EXERCISE: Below are the entries; count the lines in them that contain the word "JSON" and give only the number.

GIVEN RECORDS:
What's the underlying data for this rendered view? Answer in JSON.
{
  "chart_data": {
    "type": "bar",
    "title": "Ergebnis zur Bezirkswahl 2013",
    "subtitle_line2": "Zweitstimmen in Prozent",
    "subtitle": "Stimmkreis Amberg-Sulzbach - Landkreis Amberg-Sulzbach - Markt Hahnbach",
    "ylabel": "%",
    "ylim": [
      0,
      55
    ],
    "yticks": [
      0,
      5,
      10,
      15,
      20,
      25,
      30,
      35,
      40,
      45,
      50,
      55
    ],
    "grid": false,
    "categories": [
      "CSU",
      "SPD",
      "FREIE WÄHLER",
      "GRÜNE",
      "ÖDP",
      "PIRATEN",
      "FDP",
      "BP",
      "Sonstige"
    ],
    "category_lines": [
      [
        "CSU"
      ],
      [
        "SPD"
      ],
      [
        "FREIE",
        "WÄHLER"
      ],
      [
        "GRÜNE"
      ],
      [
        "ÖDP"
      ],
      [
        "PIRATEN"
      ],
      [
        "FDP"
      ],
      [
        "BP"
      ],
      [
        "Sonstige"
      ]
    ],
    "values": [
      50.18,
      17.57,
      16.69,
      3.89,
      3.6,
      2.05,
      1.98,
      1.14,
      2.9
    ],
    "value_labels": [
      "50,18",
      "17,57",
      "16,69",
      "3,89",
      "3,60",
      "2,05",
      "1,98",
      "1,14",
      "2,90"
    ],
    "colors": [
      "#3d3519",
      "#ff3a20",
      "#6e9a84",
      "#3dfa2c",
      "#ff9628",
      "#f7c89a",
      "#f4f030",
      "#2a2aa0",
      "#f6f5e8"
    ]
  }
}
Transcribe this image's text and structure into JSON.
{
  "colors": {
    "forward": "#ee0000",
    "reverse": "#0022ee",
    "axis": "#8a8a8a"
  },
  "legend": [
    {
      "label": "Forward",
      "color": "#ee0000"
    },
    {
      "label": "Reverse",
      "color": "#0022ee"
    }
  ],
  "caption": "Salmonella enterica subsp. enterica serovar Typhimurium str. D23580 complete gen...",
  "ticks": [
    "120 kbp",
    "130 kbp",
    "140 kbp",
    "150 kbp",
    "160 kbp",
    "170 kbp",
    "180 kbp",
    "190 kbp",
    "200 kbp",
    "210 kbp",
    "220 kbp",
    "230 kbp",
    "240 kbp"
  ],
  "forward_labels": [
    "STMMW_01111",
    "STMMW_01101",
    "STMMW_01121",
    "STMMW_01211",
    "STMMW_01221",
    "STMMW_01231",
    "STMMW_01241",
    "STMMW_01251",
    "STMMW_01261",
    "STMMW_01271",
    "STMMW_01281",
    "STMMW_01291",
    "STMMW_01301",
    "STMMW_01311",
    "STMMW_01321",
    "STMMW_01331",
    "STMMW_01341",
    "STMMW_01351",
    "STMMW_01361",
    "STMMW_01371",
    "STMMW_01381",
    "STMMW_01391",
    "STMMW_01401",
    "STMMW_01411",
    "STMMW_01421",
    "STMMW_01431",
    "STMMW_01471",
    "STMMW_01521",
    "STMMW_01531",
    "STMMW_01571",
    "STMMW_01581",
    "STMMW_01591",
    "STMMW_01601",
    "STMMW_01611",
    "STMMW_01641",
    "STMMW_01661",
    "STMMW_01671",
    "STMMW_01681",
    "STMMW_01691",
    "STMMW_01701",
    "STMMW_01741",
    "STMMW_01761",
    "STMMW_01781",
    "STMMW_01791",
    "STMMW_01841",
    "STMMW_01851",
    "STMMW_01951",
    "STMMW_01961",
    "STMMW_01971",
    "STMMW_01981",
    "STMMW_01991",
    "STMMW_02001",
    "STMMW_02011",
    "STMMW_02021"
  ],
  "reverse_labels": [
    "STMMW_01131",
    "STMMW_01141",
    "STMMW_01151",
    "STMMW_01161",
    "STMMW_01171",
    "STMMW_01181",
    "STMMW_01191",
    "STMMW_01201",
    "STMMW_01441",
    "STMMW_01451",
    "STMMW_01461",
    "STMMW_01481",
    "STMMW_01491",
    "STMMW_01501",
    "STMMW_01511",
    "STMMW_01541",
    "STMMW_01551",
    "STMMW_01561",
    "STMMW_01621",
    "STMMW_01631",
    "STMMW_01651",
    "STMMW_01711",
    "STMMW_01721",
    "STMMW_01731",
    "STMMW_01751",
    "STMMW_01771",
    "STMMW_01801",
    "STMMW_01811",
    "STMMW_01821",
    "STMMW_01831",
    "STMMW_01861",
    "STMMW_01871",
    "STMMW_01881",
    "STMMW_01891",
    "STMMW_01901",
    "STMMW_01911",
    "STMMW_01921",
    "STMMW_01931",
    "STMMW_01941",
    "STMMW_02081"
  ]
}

THE OUTPUT: 2